AIM> Each line from the one containing "Convert this document image to plain text." through the end of the listing below must be copied exactly; pictures are excluded.

* BEGIN SUPPLIED INFORMATION *

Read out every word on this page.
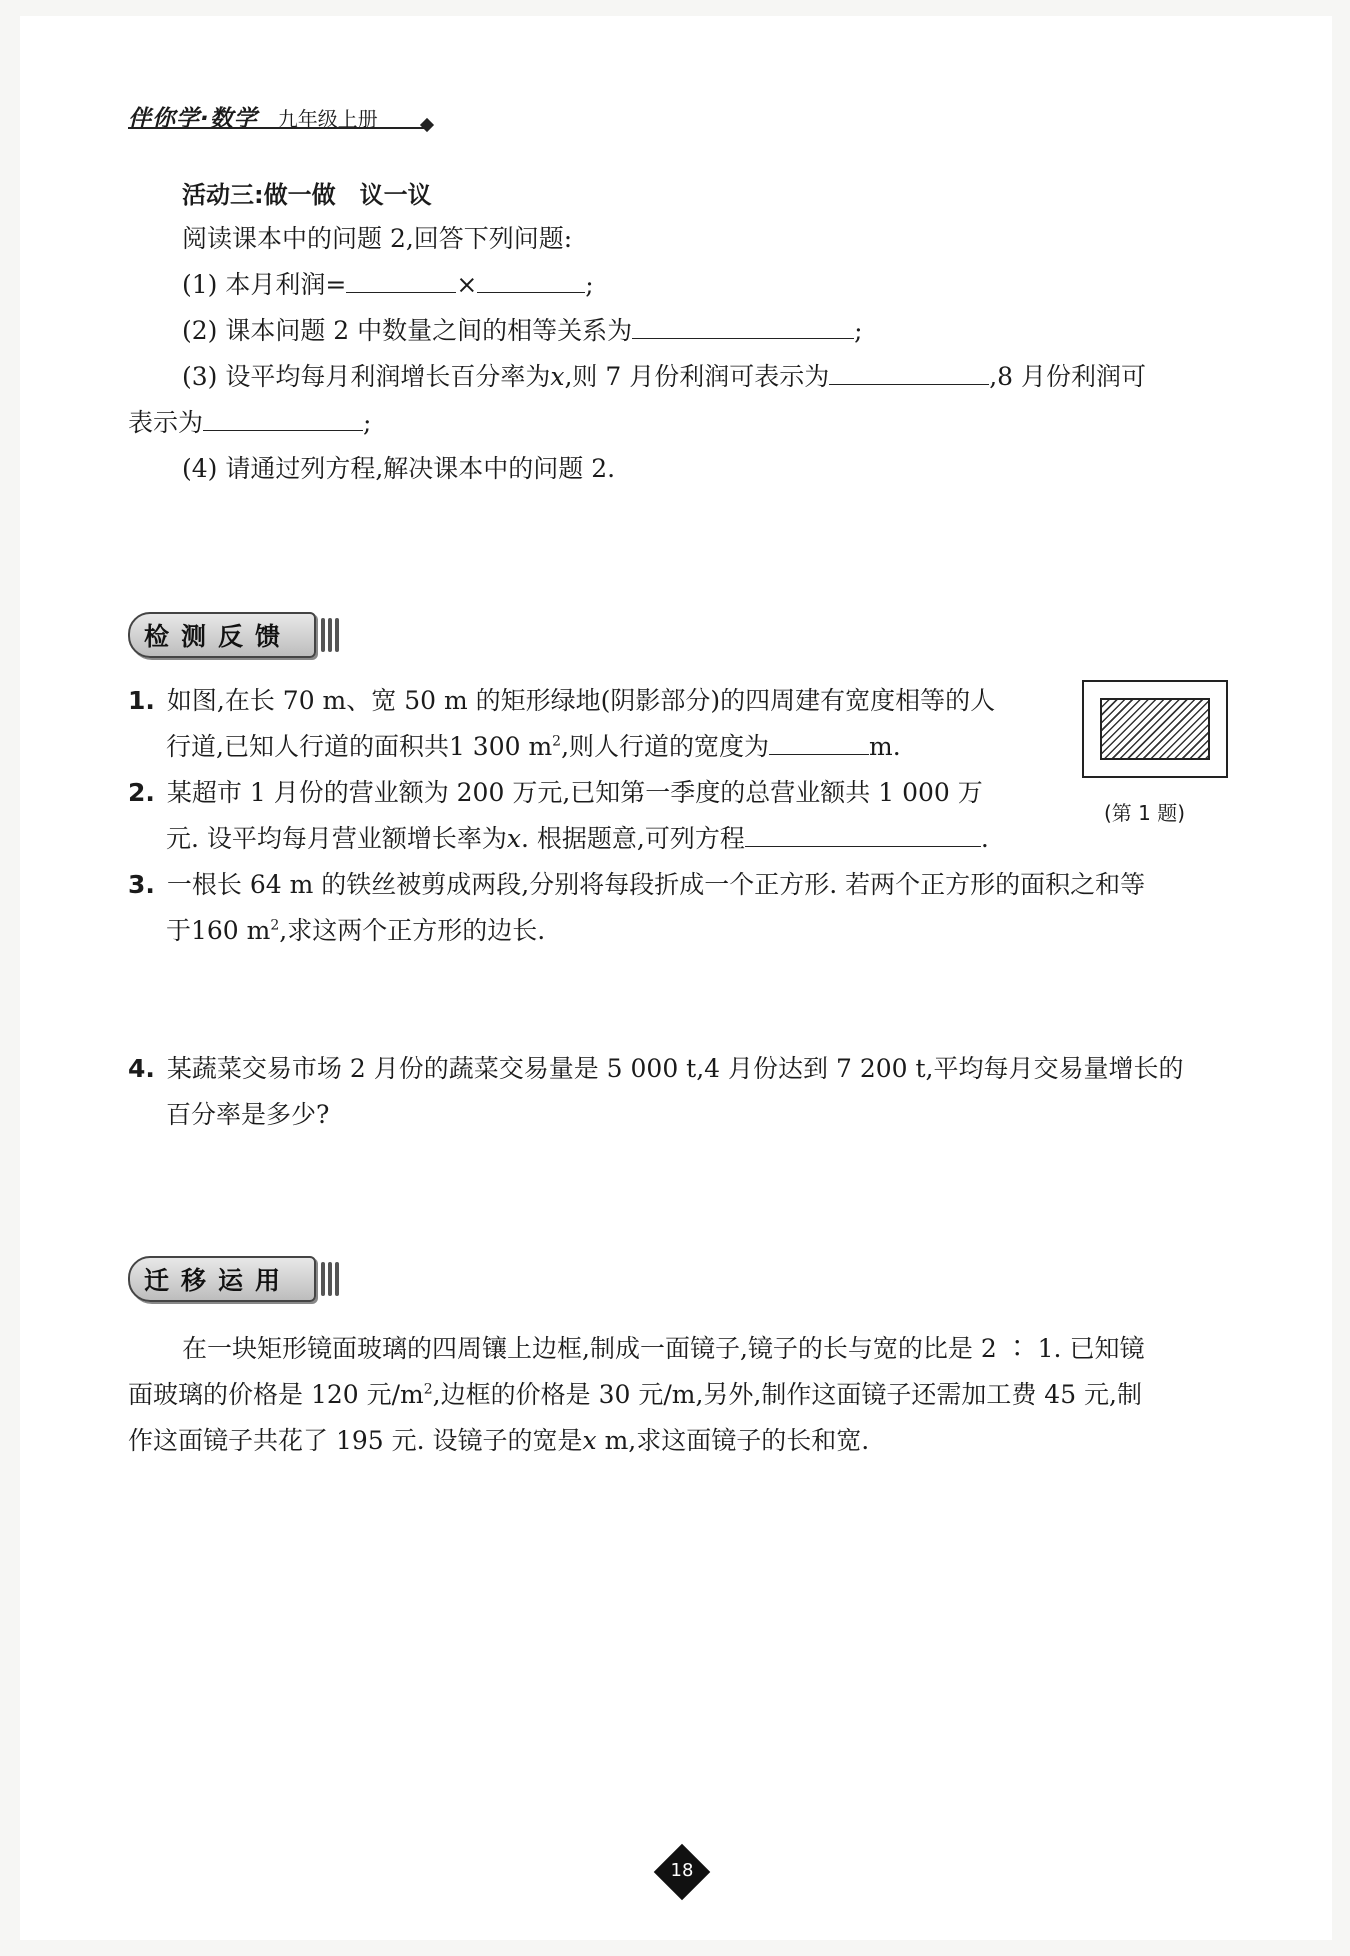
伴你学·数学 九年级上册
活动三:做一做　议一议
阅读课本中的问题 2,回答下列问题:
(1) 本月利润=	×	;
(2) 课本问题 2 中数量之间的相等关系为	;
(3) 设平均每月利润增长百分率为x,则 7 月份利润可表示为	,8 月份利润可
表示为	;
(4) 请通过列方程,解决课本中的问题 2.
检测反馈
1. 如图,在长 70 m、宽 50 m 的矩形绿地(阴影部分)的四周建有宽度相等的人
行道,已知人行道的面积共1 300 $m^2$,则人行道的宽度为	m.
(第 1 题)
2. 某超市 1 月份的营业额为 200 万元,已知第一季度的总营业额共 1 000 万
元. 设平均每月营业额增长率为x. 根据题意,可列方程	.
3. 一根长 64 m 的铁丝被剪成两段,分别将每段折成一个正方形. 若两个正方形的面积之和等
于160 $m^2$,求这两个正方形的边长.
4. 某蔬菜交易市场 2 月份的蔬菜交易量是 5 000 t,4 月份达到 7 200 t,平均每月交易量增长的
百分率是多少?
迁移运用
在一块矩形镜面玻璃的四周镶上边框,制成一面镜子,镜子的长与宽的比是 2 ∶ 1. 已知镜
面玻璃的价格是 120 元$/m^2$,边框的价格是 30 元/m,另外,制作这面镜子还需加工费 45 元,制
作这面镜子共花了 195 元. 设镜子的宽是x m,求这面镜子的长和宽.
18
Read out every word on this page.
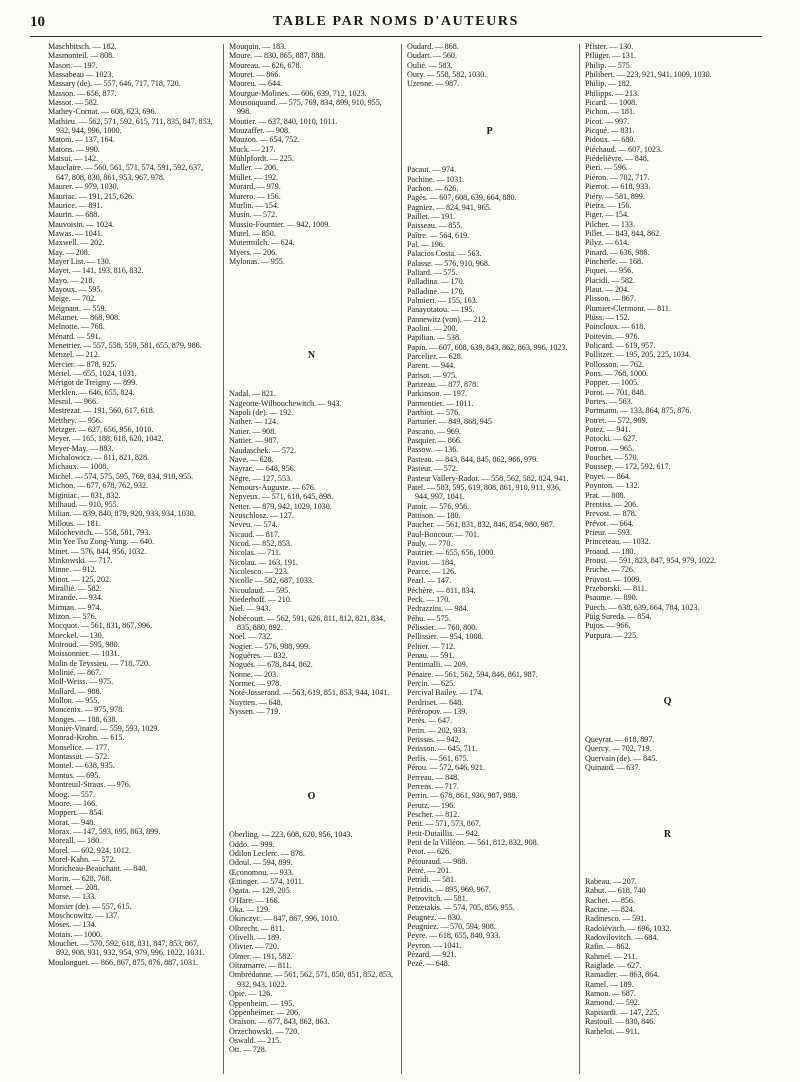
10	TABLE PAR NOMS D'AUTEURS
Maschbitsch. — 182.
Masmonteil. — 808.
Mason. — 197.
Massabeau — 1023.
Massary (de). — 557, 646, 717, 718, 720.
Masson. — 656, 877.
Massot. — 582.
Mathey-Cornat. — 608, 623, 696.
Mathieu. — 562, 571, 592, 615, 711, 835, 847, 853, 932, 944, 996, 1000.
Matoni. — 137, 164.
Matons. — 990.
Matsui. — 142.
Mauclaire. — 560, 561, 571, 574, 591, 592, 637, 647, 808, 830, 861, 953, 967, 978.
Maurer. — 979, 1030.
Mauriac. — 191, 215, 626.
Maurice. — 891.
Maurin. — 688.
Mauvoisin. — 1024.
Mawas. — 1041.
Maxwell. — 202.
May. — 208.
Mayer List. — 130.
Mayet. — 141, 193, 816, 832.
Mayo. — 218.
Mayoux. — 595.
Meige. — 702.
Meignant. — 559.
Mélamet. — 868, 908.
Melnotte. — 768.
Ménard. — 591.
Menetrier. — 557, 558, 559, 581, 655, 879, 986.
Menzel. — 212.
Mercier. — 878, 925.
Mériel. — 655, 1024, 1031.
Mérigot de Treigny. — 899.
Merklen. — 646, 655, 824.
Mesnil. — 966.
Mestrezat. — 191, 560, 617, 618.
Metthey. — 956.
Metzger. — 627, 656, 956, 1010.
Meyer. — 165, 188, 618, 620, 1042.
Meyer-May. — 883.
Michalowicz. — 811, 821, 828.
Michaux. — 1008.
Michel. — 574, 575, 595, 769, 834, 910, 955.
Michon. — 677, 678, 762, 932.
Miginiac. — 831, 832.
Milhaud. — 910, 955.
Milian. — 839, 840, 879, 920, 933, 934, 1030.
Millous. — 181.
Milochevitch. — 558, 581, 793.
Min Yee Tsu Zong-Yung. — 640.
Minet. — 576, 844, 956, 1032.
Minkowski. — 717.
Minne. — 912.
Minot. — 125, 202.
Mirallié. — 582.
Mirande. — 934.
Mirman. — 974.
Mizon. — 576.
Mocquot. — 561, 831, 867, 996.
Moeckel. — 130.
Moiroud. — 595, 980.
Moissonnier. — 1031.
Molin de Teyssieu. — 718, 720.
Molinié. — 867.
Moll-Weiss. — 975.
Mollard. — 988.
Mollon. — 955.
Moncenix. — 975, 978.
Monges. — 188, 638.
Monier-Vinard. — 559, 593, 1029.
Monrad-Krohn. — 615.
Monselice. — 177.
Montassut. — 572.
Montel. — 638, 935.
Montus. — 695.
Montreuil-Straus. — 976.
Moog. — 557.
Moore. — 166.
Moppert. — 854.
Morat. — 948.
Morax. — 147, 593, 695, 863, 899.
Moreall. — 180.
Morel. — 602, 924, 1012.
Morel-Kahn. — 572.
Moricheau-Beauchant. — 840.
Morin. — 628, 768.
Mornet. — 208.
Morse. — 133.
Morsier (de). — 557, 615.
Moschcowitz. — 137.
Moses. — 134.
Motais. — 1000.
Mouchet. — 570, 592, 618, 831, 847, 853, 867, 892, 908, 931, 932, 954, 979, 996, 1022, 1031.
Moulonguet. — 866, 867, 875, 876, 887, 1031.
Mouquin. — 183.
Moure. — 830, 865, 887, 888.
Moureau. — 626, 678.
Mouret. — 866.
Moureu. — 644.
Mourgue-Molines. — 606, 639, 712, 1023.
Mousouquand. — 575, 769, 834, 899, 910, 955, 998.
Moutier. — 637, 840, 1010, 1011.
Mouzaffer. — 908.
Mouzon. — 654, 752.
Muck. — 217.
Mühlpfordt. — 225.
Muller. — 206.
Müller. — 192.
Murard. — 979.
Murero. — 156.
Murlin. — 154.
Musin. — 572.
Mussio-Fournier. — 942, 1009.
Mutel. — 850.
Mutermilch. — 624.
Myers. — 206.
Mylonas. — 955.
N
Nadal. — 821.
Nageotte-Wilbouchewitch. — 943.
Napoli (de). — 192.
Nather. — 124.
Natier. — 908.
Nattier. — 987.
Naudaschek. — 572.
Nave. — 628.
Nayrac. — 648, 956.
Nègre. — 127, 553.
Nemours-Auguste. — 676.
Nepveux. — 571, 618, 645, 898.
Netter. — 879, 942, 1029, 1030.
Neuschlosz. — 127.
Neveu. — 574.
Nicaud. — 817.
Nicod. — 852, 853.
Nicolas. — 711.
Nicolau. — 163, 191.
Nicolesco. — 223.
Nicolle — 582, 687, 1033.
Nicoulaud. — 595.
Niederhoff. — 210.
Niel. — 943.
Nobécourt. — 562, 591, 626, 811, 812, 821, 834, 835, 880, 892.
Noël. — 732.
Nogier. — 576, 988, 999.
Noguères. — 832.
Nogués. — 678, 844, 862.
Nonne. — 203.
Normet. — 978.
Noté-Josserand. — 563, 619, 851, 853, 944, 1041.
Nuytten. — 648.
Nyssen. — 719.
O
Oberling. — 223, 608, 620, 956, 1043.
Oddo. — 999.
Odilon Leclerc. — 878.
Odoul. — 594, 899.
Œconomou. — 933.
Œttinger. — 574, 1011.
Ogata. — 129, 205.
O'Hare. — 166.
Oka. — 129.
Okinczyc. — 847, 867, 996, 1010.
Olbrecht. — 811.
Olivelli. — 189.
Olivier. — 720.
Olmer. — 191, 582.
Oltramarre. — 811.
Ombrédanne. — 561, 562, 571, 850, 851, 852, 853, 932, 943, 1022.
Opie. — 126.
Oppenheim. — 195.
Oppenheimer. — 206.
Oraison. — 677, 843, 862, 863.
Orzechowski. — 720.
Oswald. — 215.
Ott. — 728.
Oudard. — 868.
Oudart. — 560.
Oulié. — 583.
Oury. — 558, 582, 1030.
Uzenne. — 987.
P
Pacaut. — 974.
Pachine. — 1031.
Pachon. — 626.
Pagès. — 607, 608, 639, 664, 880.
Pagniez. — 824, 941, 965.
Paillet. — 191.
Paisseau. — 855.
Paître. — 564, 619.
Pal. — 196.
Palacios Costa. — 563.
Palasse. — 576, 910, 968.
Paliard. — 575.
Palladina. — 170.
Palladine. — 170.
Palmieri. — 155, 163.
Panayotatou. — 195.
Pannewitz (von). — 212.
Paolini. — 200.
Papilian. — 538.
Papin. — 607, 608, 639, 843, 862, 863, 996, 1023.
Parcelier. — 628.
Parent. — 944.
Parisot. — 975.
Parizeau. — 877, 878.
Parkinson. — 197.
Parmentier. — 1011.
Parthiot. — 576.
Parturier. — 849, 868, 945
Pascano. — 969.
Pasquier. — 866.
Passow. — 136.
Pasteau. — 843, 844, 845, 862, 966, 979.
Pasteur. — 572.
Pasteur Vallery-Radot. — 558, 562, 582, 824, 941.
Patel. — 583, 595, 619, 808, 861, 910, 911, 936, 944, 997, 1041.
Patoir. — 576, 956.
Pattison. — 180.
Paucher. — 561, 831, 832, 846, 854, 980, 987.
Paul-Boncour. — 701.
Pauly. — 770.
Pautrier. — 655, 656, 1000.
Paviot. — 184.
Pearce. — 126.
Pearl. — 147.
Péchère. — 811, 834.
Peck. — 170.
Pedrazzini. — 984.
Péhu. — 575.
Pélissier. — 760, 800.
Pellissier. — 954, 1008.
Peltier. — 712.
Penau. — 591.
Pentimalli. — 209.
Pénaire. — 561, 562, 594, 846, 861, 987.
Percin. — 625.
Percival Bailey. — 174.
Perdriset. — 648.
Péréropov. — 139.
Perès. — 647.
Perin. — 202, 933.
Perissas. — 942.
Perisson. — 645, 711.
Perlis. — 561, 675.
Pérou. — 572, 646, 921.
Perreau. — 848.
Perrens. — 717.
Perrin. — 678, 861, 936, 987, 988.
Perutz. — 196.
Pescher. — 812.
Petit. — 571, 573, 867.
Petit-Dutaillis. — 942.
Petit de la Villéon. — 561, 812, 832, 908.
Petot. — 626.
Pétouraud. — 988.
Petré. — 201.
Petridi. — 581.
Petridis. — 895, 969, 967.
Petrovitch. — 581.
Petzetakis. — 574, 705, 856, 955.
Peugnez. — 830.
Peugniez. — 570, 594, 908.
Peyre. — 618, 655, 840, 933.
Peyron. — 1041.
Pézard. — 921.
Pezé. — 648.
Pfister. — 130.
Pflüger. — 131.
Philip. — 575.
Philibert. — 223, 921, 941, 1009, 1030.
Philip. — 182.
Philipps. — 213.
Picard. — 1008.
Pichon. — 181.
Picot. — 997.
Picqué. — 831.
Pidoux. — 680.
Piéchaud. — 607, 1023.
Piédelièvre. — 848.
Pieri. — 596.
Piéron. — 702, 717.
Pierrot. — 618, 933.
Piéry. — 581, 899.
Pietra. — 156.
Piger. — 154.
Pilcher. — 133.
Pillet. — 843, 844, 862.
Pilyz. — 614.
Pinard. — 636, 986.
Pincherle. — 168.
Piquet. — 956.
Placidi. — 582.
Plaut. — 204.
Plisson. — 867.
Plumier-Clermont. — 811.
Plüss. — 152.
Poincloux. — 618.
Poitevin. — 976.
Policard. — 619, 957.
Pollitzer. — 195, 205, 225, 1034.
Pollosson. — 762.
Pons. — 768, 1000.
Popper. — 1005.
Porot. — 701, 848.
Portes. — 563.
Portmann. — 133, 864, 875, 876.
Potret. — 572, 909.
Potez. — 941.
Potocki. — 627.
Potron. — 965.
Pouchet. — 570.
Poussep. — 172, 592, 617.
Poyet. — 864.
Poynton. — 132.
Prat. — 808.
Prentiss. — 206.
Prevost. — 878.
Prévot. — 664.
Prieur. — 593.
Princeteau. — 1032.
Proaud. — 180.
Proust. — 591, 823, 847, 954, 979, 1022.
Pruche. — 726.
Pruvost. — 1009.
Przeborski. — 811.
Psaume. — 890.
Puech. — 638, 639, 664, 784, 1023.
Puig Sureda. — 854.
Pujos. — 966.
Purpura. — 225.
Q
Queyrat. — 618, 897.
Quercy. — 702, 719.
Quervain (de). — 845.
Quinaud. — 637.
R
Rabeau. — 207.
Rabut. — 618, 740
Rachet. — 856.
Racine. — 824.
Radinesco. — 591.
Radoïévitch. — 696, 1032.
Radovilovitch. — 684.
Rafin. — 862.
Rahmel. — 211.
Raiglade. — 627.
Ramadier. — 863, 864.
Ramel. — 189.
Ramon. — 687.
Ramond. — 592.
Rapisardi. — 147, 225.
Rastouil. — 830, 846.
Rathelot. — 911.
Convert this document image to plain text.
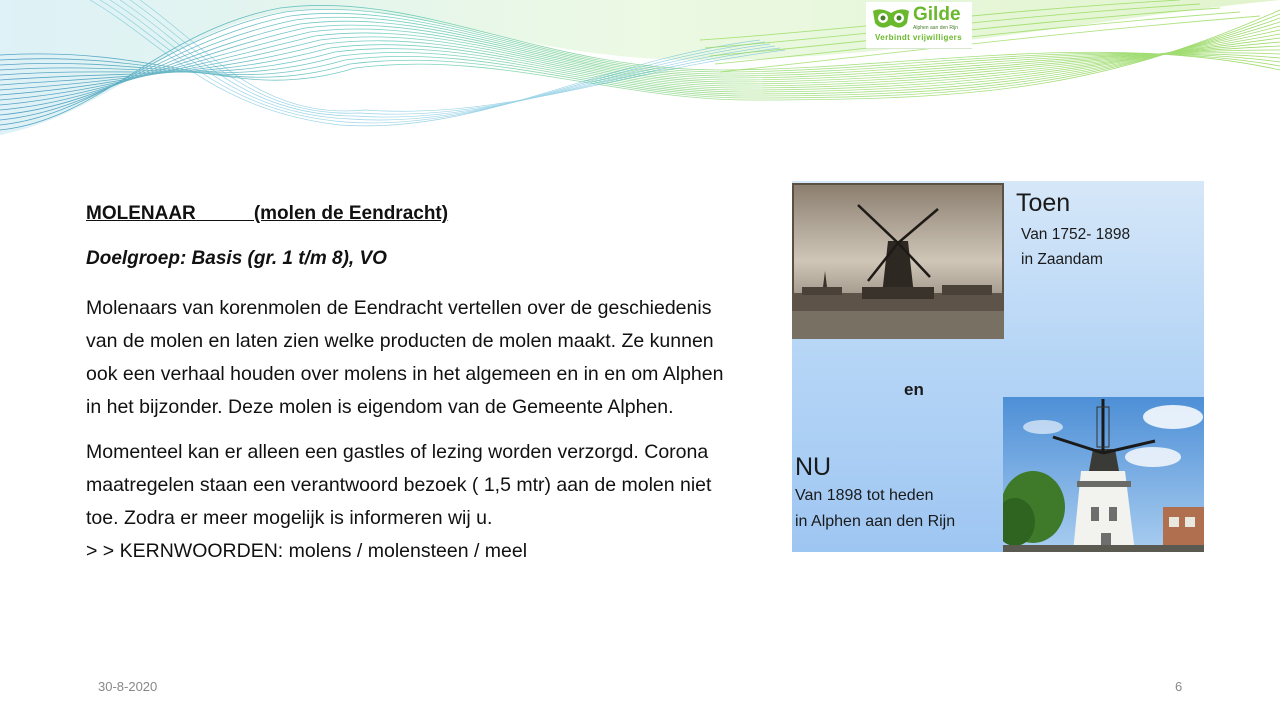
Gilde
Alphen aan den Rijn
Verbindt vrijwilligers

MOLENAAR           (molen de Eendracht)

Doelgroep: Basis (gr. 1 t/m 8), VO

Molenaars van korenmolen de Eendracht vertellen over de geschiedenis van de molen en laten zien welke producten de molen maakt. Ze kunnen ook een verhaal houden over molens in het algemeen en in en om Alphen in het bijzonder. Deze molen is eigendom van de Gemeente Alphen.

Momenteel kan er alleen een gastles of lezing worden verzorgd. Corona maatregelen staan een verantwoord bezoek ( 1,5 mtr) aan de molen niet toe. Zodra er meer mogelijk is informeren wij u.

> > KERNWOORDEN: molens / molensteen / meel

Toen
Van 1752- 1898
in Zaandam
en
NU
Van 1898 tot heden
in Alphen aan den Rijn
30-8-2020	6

* END SUPPLIED INFORMATION *

SOLUTION TO THE EXERCISE>
Convert this document image to plain text.
Gilde
Alphen aan den Rijn
Verbindt vrijwilligers

MOLENAAR           (molen de Eendracht)

Doelgroep: Basis (gr. 1 t/m 8), VO

Molenaars van korenmolen de Eendracht vertellen over de geschiedenis van de molen en laten zien welke producten de molen maakt. Ze kunnen ook een verhaal houden over molens in het algemeen en in en om Alphen in het bijzonder. Deze molen is eigendom van de Gemeente Alphen.

Momenteel kan er alleen een gastles of lezing worden verzorgd. Corona maatregelen staan een verantwoord bezoek ( 1,5 mtr) aan de molen niet toe. Zodra er meer mogelijk is informeren wij u.

> > KERNWOORDEN: molens / molensteen / meel

Toen
Van 1752- 1898
in Zaandam
en
NU
Van 1898 tot heden
in Alphen aan den Rijn
30-8-2020	6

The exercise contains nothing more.